JOB 1: In the text on powered wheelchairs, when do the brakes come on by themselves?

━━━━━ SOURCE DOCUMENT ━━━━━

All powered wheelchairs have brakes that automatically come on when the user lets go of the joystick or accelerating control.

Some models have the option of a hand brake, which rests on the tyres when stationary (tyre pressures must therefore be kept firm). This provides extra security.


Wheelchair control console

Wheelchairs are fitted with a control console that will generally include:

  • an on/off switch or key,
  • a control to drive and steer the wheelchair (usually a joystick),
  • switches or a dial to limit speed,
  • a horn,
  • switches for lights or indicators,
  • a battery level indicator.

On some makes of wheelchair the control console can be dropped down, swung away or temporarily repositioned to improve access to the wheelchair seat during transfers.


This immobilises the vehicle when it is not being used. A key can be removed for extra security. The controls must be turned off when the user is transferring in and out of the wheelchair to prevent the wheelchair moving should the joystick be accidentally knocked.


Most chairs have a proportional joystick control that requires minimal hand movement to control speed and direction.

━━━━━ TASK INPUT ━━━━━

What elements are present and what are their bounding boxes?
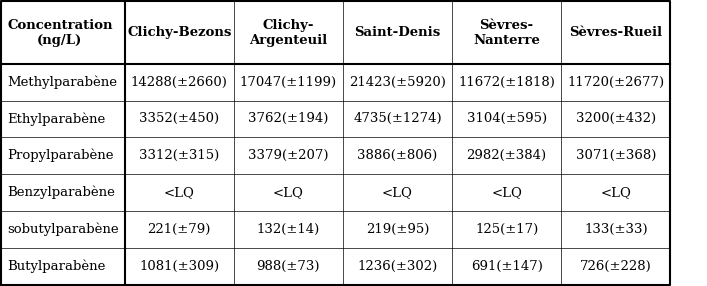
Text: Clichy-
Argenteuil: Clichy- Argenteuil <box>250 19 327 47</box>
Text: 11672(±1818): 11672(±1818) <box>458 76 555 89</box>
Text: Sèvres-Rueil: Sèvres-Rueil <box>569 26 662 39</box>
Text: Saint-Denis: Saint-Denis <box>354 26 440 39</box>
Text: Propylparabène: Propylparabène <box>7 149 114 162</box>
Text: 14288(±2660): 14288(±2660) <box>131 76 228 89</box>
Text: 11720(±2677): 11720(±2677) <box>567 76 665 89</box>
Text: Butylparabène: Butylparabène <box>7 259 105 273</box>
Text: <LQ: <LQ <box>491 186 522 199</box>
Text: Clichy-Bezons: Clichy-Bezons <box>127 26 231 39</box>
Text: 4735(±1274): 4735(±1274) <box>354 112 442 126</box>
Text: Concentration
(ng/L): Concentration (ng/L) <box>7 19 112 47</box>
Text: 691(±147): 691(±147) <box>471 260 542 273</box>
Text: 988(±73): 988(±73) <box>257 260 320 273</box>
Text: 2982(±384): 2982(±384) <box>467 149 547 162</box>
Text: 3200(±432): 3200(±432) <box>575 112 656 126</box>
Text: 125(±17): 125(±17) <box>475 223 538 236</box>
Text: <LQ: <LQ <box>600 186 631 199</box>
Text: 21423(±5920): 21423(±5920) <box>349 76 446 89</box>
Text: 3379(±207): 3379(±207) <box>248 149 329 162</box>
Text: 3352(±450): 3352(±450) <box>139 112 219 126</box>
Text: 3886(±806): 3886(±806) <box>358 149 438 162</box>
Text: 221(±79): 221(±79) <box>148 223 211 236</box>
Text: 726(±228): 726(±228) <box>580 260 652 273</box>
Text: 3104(±595): 3104(±595) <box>467 112 547 126</box>
Text: 132(±14): 132(±14) <box>257 223 320 236</box>
Text: 219(±95): 219(±95) <box>366 223 429 236</box>
Text: <LQ: <LQ <box>382 186 413 199</box>
Text: Benzylparabène: Benzylparabène <box>7 186 115 199</box>
Text: 17047(±1199): 17047(±1199) <box>240 76 337 89</box>
Text: 1081(±309): 1081(±309) <box>139 260 219 273</box>
Text: 3312(±315): 3312(±315) <box>139 149 219 162</box>
Text: sobutylparabène: sobutylparabène <box>7 223 119 236</box>
Text: <LQ: <LQ <box>273 186 304 199</box>
Text: 3071(±368): 3071(±368) <box>575 149 656 162</box>
Text: <LQ: <LQ <box>164 186 194 199</box>
Text: 133(±33): 133(±33) <box>584 223 648 236</box>
Text: Ethylparabène: Ethylparabène <box>7 112 105 126</box>
Text: 1236(±302): 1236(±302) <box>358 260 438 273</box>
Text: 3762(±194): 3762(±194) <box>248 112 329 126</box>
Text: Methylparabène: Methylparabène <box>7 75 117 89</box>
Text: Sèvres-
Nanterre: Sèvres- Nanterre <box>473 19 540 47</box>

━━━━━

JOB 2: List every row that contains the string "Sèvres". Case counts.

WRITTEN ANSWER 1: When the user lets go of the joystick or accelerating control.

WRITTEN ANSWER 2:
Text: Sèvres-Rueil: Sèvres-Rueil <box>569 26 662 39</box>
Text: Sèvres-
Nanterre: Sèvres- Nanterre <box>473 19 540 47</box>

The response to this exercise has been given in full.